SHORT TASK. Output the records. Match them exactly.

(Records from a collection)
####

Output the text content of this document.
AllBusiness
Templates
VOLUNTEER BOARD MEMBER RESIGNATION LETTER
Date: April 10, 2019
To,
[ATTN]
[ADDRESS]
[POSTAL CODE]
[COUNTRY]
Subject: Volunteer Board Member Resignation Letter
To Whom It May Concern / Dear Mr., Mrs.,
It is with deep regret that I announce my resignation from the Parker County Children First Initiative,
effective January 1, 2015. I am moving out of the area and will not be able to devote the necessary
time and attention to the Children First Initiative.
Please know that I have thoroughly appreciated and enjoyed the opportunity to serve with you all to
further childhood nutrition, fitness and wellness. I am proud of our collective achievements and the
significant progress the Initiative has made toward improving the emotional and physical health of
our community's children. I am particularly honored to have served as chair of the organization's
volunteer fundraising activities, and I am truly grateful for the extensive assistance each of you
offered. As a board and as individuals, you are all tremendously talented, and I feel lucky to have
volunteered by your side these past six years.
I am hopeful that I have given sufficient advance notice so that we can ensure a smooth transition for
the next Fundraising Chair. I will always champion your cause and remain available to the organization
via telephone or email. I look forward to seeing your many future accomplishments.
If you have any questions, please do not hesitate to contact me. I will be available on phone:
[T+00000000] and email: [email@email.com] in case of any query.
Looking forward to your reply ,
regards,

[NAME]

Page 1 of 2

####

ANSWER FOR THIS EXERCISE.
Output the text content of this document.
AllBusiness
Templates
VOLUNTEER BOARD MEMBER RESIGNATION LETTER
Date: April 10, 2019
To,
[ATTN]
[ADDRESS]
[POSTAL CODE]
[COUNTRY]
Subject: Volunteer Board Member Resignation Letter
To Whom It May Concern / Dear Mr., Mrs.,
It is with deep regret that I announce my resignation from the Parker County Children First Initiative,
effective January 1, 2015. I am moving out of the area and will not be able to devote the necessary
time and attention to the Children First Initiative.
Please know that I have thoroughly appreciated and enjoyed the opportunity to serve with you all to
further childhood nutrition, fitness and wellness. I am proud of our collective achievements and the
significant progress the Initiative has made toward improving the emotional and physical health of
our community's children. I am particularly honored to have served as chair of the organization's
volunteer fundraising activities, and I am truly grateful for the extensive assistance each of you
offered. As a board and as individuals, you are all tremendously talented, and I feel lucky to have
volunteered by your side these past six years.
I am hopeful that I have given sufficient advance notice so that we can ensure a smooth transition for
the next Fundraising Chair. I will always champion your cause and remain available to the organization
via telephone or email. I look forward to seeing your many future accomplishments.
If you have any questions, please do not hesitate to contact me. I will be available on phone:
[T+00000000] and email: [email@email.com] in case of any query.
Looking forward to your reply ,
regards,

[NAME]

Page 1 of 2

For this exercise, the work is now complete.